:: Exercise text ::
● ● ●

Dr. Joshua Frank, an economist with the Foundation for Interdisciplinary Research and Education Promoting Animal Welfare, has an interesting perspective on why animal experimentation continues to dominate. His thesis is that vivisection is a classic case of technological “lock-in,” a situation in which sub-par technology takes hold of a marketplace even though the respective technology is inferior in the long run.
As Frank notes, “[c]ommonly cited examples of lock-in include the QWERTY typewriter keyboard, the choice of VHS over beta video recording technology, nuclear power plant cooling technology, and the gas combustion engine for motor vehicles vs. steam technology.” Many analysts also point to the widespread proliferation of the DOS/Windows operating system over the MAC OS in the 1990s and early 2000s. In the case of vivisection, institutional inertia, lousy government policy that incentivizes animal experimentation, cultural resistance, habit, and trial lawyers (among others) have cemented the status quo in which millions of animals and taxpayers continue to pay the price.
These factors present the ultimate challenge for the advocate seeking to break the vivisection deadlock and change the status quo. How, then, do you break an issue stalemate where everything seems to be lined up against you?
In a persuasion campaign, the classic way to outflank an entrenched opponent is through research. Persuasion campaigns are all about allocating limited resources to convince a target audience to accept your campaign’s message. After all, when trying to move public opinion, it makes no sense to spend money communicating a piece of information that your target audience has already factored in to her decision about the issue.
Thus, your mission is always to find new information that can re-frame or "thaw" a seemingly frozen debate and/or re-package old information in a new way to help people see the issue from a fresh perspective. Warren’s study, as reported by the New York Times, is a case-in-point in “game changing” research.
A classic and successful example of re-framing a frozen public debate is the rise of Mothers Against Drunk Driving (MADD) in the early 1980s. Before the MADD era, there was no national movement against drunk driving. As sociologist Craig Reinarman notes, drunk driving deaths were “long held to be merely an unfortunately fact of modern life,” as public outrage was not traditionally directed toward the driver (“The Social Construction of an Alcohol Problem,” 92).

● ● ●

:: Supplied records ::
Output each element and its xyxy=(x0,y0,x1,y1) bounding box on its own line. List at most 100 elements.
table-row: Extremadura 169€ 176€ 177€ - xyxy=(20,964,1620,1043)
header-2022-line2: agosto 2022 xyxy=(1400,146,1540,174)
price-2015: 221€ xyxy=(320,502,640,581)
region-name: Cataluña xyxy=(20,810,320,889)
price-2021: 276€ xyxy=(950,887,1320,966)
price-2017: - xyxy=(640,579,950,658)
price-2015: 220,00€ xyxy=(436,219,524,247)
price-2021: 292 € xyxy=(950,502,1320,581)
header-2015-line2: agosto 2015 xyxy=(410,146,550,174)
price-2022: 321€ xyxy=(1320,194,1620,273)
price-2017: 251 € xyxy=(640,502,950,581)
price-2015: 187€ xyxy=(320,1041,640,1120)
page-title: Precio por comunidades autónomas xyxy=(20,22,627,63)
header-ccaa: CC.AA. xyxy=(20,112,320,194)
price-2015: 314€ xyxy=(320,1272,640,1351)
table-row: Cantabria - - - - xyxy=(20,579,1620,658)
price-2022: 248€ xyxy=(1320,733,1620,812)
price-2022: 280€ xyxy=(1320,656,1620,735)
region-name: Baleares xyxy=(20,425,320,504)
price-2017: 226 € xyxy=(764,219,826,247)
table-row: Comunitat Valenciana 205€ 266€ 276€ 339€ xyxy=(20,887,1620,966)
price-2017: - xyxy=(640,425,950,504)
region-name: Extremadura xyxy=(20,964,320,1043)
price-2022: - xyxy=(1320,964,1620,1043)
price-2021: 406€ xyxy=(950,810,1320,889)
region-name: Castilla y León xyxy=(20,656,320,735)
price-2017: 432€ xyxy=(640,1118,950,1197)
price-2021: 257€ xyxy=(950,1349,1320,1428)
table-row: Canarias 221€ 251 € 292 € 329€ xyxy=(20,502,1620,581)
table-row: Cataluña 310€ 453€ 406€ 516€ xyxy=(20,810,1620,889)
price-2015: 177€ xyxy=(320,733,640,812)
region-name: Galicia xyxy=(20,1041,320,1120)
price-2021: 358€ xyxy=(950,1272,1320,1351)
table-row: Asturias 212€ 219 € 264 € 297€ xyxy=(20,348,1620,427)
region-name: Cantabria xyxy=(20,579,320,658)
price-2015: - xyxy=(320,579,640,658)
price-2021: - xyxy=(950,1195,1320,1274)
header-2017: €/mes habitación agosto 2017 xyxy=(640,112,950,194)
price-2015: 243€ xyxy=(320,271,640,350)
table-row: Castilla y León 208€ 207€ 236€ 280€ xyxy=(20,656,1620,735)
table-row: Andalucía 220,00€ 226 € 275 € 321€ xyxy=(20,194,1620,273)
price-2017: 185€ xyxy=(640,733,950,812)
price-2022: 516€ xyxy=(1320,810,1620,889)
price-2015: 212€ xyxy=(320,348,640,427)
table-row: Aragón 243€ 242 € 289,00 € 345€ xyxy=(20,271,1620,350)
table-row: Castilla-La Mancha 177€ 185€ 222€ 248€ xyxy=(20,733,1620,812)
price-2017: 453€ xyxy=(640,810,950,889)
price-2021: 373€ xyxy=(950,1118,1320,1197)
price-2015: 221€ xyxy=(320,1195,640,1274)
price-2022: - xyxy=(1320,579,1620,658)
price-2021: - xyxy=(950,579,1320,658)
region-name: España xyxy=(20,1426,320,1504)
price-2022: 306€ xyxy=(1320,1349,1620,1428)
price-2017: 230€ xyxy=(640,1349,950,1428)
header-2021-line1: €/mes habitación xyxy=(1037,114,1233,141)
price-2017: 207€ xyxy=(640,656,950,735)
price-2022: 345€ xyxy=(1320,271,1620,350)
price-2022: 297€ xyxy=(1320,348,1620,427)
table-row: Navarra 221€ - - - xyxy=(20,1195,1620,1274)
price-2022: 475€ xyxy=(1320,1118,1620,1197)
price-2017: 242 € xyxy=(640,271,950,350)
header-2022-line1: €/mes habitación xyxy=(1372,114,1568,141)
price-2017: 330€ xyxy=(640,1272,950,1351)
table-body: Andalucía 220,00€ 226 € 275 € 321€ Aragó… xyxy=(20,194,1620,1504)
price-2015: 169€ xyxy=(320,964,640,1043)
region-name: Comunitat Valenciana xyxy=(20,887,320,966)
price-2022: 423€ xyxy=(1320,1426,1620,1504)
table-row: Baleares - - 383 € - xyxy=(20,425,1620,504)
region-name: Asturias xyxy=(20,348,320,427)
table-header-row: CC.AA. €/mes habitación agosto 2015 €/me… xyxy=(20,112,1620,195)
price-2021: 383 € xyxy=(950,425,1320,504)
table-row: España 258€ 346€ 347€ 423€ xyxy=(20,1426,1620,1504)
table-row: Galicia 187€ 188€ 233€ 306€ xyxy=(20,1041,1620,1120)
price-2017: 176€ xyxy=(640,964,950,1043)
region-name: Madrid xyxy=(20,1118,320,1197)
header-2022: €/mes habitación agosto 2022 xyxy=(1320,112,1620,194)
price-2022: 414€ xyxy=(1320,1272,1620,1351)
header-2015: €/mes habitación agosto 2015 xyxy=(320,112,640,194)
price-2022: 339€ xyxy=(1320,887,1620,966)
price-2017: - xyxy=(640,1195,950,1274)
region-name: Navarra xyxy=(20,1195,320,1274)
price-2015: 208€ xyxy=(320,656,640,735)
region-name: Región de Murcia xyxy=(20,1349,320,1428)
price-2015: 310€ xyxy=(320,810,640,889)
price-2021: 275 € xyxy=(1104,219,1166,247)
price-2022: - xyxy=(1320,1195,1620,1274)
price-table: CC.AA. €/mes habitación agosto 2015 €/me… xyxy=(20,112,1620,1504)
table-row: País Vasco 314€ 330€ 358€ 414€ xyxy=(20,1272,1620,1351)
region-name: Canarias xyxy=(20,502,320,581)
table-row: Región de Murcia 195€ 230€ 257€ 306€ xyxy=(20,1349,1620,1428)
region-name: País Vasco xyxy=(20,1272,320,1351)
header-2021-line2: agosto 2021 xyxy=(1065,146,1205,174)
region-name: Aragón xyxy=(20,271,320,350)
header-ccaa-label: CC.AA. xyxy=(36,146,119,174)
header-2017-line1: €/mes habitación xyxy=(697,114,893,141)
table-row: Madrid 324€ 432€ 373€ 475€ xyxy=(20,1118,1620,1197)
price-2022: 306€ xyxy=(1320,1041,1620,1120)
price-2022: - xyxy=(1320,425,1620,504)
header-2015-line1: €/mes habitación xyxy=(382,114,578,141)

● ● ●

:: What to do ::
- a) From the passage on animal experimentation, reproduce verbatim the section that opens with the words containing "These factors present" and closes with "up against you?".
- b) Write what comes next in the passage on animal experimentation, beginning after its final sentence.
The rows have no connection to the passage on animal experimentation.

:: Numbered answers ::
- a)
These factors present the ultimate challenge for the advocate seeking to break the vivisection deadlock and change the status quo. How, then, do you break an issue stalemate where everything seems to be lined up against you?

- b)
MADD’s challenge was thus to develop a campaign that shifted the debate from a private issue to public policy. “Unlike some other groups such as the Center for Science in the Public Interest, whose strategy was to work against the alcohol industry’s massive promotion of drinking in general, MADD focused exclusively on the sins of the drinking driver,” and MADD used research to shift the public opinion (ibid, 98).
MADD uncovered powerful data to highlight “the dirty little secret” of drunk-driving (ibid, 98): namely, that 70 Americans a day (one every 23 minutes) perish because of drunk driving accidents, which costs more than $5 billion per year in economic terms. Through aggressive media, savvy lobbying, and research-based communications, the campaign became so successful by 1984 that The Washington Post dubbed it “the year of the anti-drunk driving campaign” as “MADD had effectively made drinking (and) driving into a ‘hot’ issue.” (ibid, 99). And nobody thinks of drunk driving as a private issue anymore.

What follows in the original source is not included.